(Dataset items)

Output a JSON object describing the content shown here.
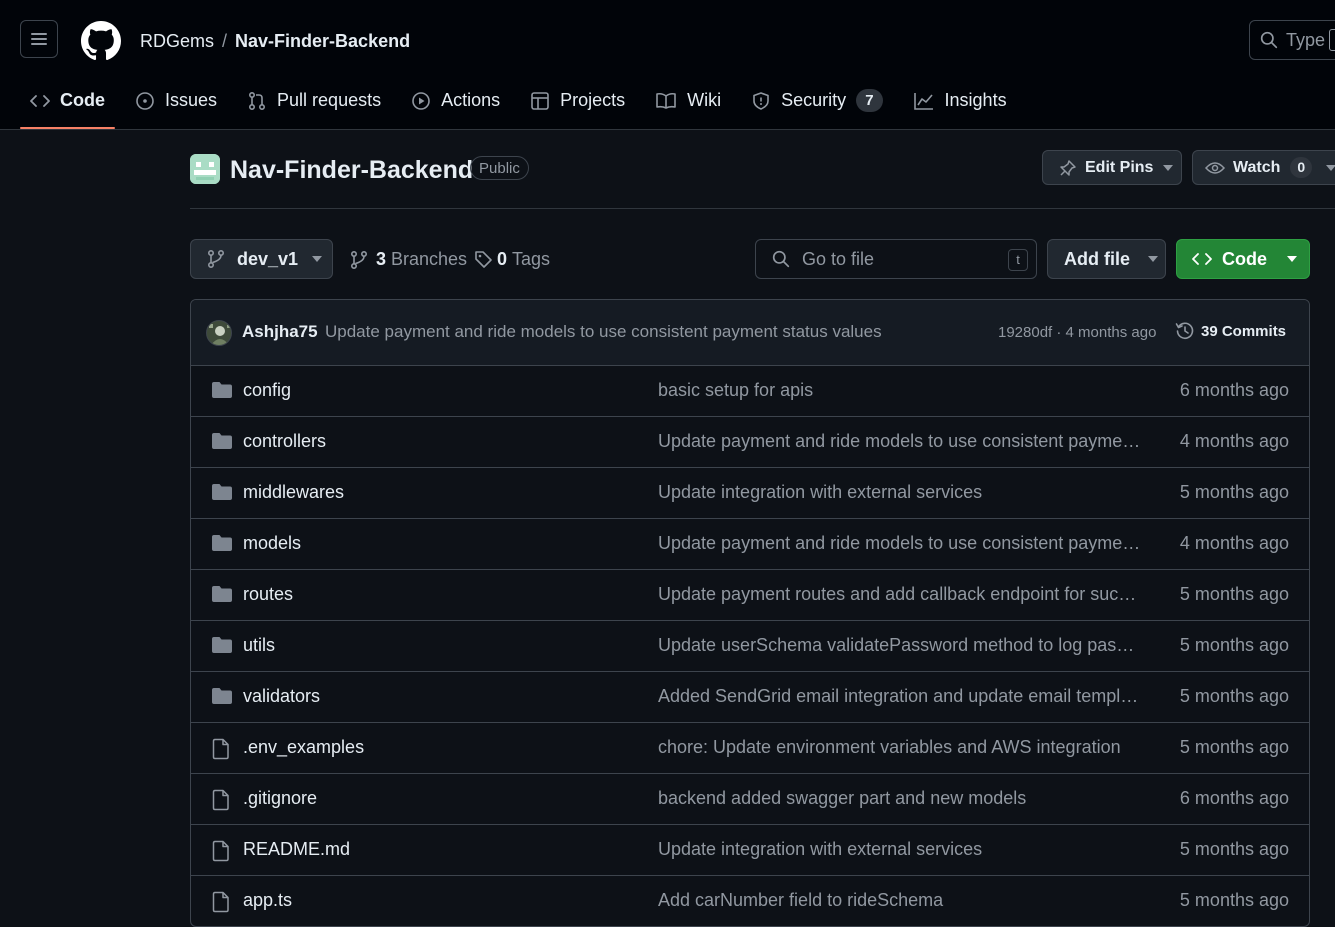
{
  "header": {
    "owner": "RDGems",
    "separator": "/",
    "repo": "Nav-Finder-Backend",
    "search_placeholder": "Type"
  },
  "tabs": [
    {
      "label": "Code",
      "icon": "code-icon",
      "active": true
    },
    {
      "label": "Issues",
      "icon": "issue-opened-icon"
    },
    {
      "label": "Pull requests",
      "icon": "git-pull-request-icon"
    },
    {
      "label": "Actions",
      "icon": "play-icon"
    },
    {
      "label": "Projects",
      "icon": "table-icon"
    },
    {
      "label": "Wiki",
      "icon": "book-icon"
    },
    {
      "label": "Security",
      "icon": "shield-icon",
      "count": "7"
    },
    {
      "label": "Insights",
      "icon": "graph-icon"
    }
  ],
  "repo_header": {
    "title": "Nav-Finder-Backend",
    "visibility": "Public",
    "edit_pins_label": "Edit Pins",
    "watch_label": "Watch",
    "watch_count": "0"
  },
  "toolbar": {
    "branch": "dev_v1",
    "branches_count": "3",
    "branches_label": "Branches",
    "tags_count": "0",
    "tags_label": "Tags",
    "goto_placeholder": "Go to file",
    "goto_shortcut": "t",
    "add_file_label": "Add file",
    "code_label": "Code"
  },
  "latest_commit": {
    "author": "Ashjha75",
    "message": "Update payment and ride models to use consistent payment status values",
    "meta": "19280df · 4 months ago",
    "commits_label": "39 Commits"
  },
  "files": [
    {
      "type": "dir",
      "name": "config",
      "message": "basic setup for apis",
      "date": "6 months ago"
    },
    {
      "type": "dir",
      "name": "controllers",
      "message": "Update payment and ride models to use consistent payment...",
      "date": "4 months ago"
    },
    {
      "type": "dir",
      "name": "middlewares",
      "message": "Update integration with external services",
      "date": "5 months ago"
    },
    {
      "type": "dir",
      "name": "models",
      "message": "Update payment and ride models to use consistent payment...",
      "date": "4 months ago"
    },
    {
      "type": "dir",
      "name": "routes",
      "message": "Update payment routes and add callback endpoint for succe...",
      "date": "5 months ago"
    },
    {
      "type": "dir",
      "name": "utils",
      "message": "Update userSchema validatePassword method to log passw...",
      "date": "5 months ago"
    },
    {
      "type": "dir",
      "name": "validators",
      "message": "Added SendGrid email integration and update email templat...",
      "date": "5 months ago"
    },
    {
      "type": "file",
      "name": ".env_examples",
      "message": "chore: Update environment variables and AWS integration",
      "date": "5 months ago"
    },
    {
      "type": "file",
      "name": ".gitignore",
      "message": "backend added swagger part and new models",
      "date": "6 months ago"
    },
    {
      "type": "file",
      "name": "README.md",
      "message": "Update integration with external services",
      "date": "5 months ago"
    },
    {
      "type": "file",
      "name": "app.ts",
      "message": "Add carNumber field to rideSchema",
      "date": "5 months ago"
    }
  ],
  "colors": {
    "background": "#0d1117",
    "header_bg": "#010409",
    "border": "#3d444d",
    "text": "#e6edf3",
    "muted": "#9198a1",
    "tab_underline": "#f78166",
    "green_button": "#238636",
    "folder_icon": "#7d8590"
  }
}
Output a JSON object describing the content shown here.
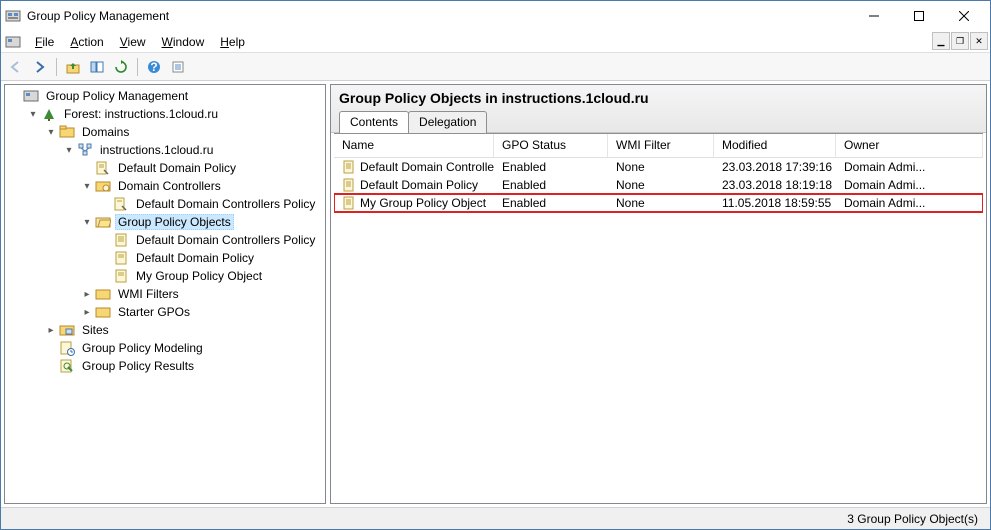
{
  "window": {
    "title": "Group Policy Management"
  },
  "menu": {
    "file": "File",
    "action": "Action",
    "view": "View",
    "window": "Window",
    "help": "Help"
  },
  "tree": {
    "root": "Group Policy Management",
    "forest": "Forest: instructions.1cloud.ru",
    "domains": "Domains",
    "domain": "instructions.1cloud.ru",
    "ddp": "Default Domain Policy",
    "dc": "Domain Controllers",
    "ddcp": "Default Domain Controllers Policy",
    "gpo": "Group Policy Objects",
    "gpo_ddcp": "Default Domain Controllers Policy",
    "gpo_ddp": "Default Domain Policy",
    "gpo_my": "My Group Policy Object",
    "wmi": "WMI Filters",
    "starter": "Starter GPOs",
    "sites": "Sites",
    "modeling": "Group Policy Modeling",
    "results": "Group Policy Results"
  },
  "detail": {
    "heading": "Group Policy Objects in instructions.1cloud.ru",
    "tabs": {
      "contents": "Contents",
      "delegation": "Delegation"
    },
    "columns": {
      "name": "Name",
      "status": "GPO Status",
      "wmi": "WMI Filter",
      "modified": "Modified",
      "owner": "Owner"
    },
    "rows": [
      {
        "name": "Default Domain Controller...",
        "status": "Enabled",
        "wmi": "None",
        "modified": "23.03.2018 17:39:16",
        "owner": "Domain Admi...",
        "highlight": false
      },
      {
        "name": "Default Domain Policy",
        "status": "Enabled",
        "wmi": "None",
        "modified": "23.03.2018 18:19:18",
        "owner": "Domain Admi...",
        "highlight": false
      },
      {
        "name": "My Group Policy Object",
        "status": "Enabled",
        "wmi": "None",
        "modified": "11.05.2018 18:59:55",
        "owner": "Domain Admi...",
        "highlight": true
      }
    ]
  },
  "status": {
    "text": "3 Group Policy Object(s)"
  }
}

§ **Problem details**
Pick out each line in the material containing "models".

§ **Task output**
    "message": "Update payment and ride models to use consistent payment status values",
      "message": "Update payment and ride models to use consistent payment...",
      "name": "models",
      "message": "Update payment and ride models to use consistent payment...",
      "message": "backend added swagger part and new models",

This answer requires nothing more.